▶ [Aim of the task]
What number of lines in the material contain the word "text"? Give that number alone.

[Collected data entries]
===

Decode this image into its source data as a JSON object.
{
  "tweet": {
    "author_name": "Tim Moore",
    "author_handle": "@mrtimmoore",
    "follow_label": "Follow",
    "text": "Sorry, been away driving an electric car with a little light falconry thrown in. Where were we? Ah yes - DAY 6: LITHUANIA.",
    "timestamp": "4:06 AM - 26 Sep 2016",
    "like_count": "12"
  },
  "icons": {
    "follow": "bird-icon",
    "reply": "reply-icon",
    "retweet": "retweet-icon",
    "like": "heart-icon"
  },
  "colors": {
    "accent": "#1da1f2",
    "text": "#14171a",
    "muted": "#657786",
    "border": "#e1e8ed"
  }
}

===

▶ [Output of the task]
2